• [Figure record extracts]
>>>
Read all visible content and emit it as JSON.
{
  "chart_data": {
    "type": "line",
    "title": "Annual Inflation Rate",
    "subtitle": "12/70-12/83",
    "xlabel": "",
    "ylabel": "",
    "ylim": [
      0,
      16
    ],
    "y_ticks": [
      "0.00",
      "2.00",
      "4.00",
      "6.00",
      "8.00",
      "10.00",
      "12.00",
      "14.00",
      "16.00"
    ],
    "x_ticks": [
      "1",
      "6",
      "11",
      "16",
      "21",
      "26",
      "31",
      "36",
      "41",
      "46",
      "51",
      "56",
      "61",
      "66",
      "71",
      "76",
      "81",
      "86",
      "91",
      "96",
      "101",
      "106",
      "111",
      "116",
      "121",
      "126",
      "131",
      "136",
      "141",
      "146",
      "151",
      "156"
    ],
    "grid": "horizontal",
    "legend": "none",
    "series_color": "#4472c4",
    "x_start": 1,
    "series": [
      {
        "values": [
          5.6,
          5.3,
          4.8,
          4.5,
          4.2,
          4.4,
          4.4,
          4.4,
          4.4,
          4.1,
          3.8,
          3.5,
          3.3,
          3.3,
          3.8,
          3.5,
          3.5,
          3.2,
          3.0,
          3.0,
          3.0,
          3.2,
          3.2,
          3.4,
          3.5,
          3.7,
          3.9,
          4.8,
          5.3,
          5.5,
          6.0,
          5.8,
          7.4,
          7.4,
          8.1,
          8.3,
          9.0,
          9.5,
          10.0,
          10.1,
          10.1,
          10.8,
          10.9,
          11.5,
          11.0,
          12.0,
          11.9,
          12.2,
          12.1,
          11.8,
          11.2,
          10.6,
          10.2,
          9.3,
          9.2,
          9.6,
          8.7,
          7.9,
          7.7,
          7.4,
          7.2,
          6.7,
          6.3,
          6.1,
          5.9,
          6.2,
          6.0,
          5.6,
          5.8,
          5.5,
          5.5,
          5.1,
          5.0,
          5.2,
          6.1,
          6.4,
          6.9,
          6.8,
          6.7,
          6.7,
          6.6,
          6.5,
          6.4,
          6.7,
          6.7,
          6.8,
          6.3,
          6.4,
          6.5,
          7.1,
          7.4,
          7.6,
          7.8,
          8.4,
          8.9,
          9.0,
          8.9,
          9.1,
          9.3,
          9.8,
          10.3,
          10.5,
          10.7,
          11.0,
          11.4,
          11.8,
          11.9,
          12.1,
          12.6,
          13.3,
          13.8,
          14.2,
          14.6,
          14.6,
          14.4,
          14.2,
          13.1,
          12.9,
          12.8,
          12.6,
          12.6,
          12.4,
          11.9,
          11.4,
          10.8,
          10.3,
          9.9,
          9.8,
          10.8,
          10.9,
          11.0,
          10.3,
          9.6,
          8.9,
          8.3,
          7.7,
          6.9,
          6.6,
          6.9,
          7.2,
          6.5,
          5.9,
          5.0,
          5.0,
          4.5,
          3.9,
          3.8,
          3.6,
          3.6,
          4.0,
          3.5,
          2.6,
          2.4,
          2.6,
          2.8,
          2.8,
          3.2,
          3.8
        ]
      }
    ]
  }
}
<<<
• [REQUIREMENT]
Copy out all of the records shown above exactly.

• [FINISHED ANSWER]
Read all visible content and emit it as JSON.
{
  "chart_data": {
    "type": "line",
    "title": "Annual Inflation Rate",
    "subtitle": "12/70-12/83",
    "xlabel": "",
    "ylabel": "",
    "ylim": [
      0,
      16
    ],
    "y_ticks": [
      "0.00",
      "2.00",
      "4.00",
      "6.00",
      "8.00",
      "10.00",
      "12.00",
      "14.00",
      "16.00"
    ],
    "x_ticks": [
      "1",
      "6",
      "11",
      "16",
      "21",
      "26",
      "31",
      "36",
      "41",
      "46",
      "51",
      "56",
      "61",
      "66",
      "71",
      "76",
      "81",
      "86",
      "91",
      "96",
      "101",
      "106",
      "111",
      "116",
      "121",
      "126",
      "131",
      "136",
      "141",
      "146",
      "151",
      "156"
    ],
    "grid": "horizontal",
    "legend": "none",
    "series_color": "#4472c4",
    "x_start": 1,
    "series": [
      {
        "values": [
          5.6,
          5.3,
          4.8,
          4.5,
          4.2,
          4.4,
          4.4,
          4.4,
          4.4,
          4.1,
          3.8,
          3.5,
          3.3,
          3.3,
          3.8,
          3.5,
          3.5,
          3.2,
          3.0,
          3.0,
          3.0,
          3.2,
          3.2,
          3.4,
          3.5,
          3.7,
          3.9,
          4.8,
          5.3,
          5.5,
          6.0,
          5.8,
          7.4,
          7.4,
          8.1,
          8.3,
          9.0,
          9.5,
          10.0,
          10.1,
          10.1,
          10.8,
          10.9,
          11.5,
          11.0,
          12.0,
          11.9,
          12.2,
          12.1,
          11.8,
          11.2,
          10.6,
          10.2,
          9.3,
          9.2,
          9.6,
          8.7,
          7.9,
          7.7,
          7.4,
          7.2,
          6.7,
          6.3,
          6.1,
          5.9,
          6.2,
          6.0,
          5.6,
          5.8,
          5.5,
          5.5,
          5.1,
          5.0,
          5.2,
          6.1,
          6.4,
          6.9,
          6.8,
          6.7,
          6.7,
          6.6,
          6.5,
          6.4,
          6.7,
          6.7,
          6.8,
          6.3,
          6.4,
          6.5,
          7.1,
          7.4,
          7.6,
          7.8,
          8.4,
          8.9,
          9.0,
          8.9,
          9.1,
          9.3,
          9.8,
          10.3,
          10.5,
          10.7,
          11.0,
          11.4,
          11.8,
          11.9,
          12.1,
          12.6,
          13.3,
          13.8,
          14.2,
          14.6,
          14.6,
          14.4,
          14.2,
          13.1,
          12.9,
          12.8,
          12.6,
          12.6,
          12.4,
          11.9,
          11.4,
          10.8,
          10.3,
          9.9,
          9.8,
          10.8,
          10.9,
          11.0,
          10.3,
          9.6,
          8.9,
          8.3,
          7.7,
          6.9,
          6.6,
          6.9,
          7.2,
          6.5,
          5.9,
          5.0,
          5.0,
          4.5,
          3.9,
          3.8,
          3.6,
          3.6,
          4.0,
          3.5,
          2.6,
          2.4,
          2.6,
          2.8,
          2.8,
          3.2,
          3.8
        ]
      }
    ]
  }
}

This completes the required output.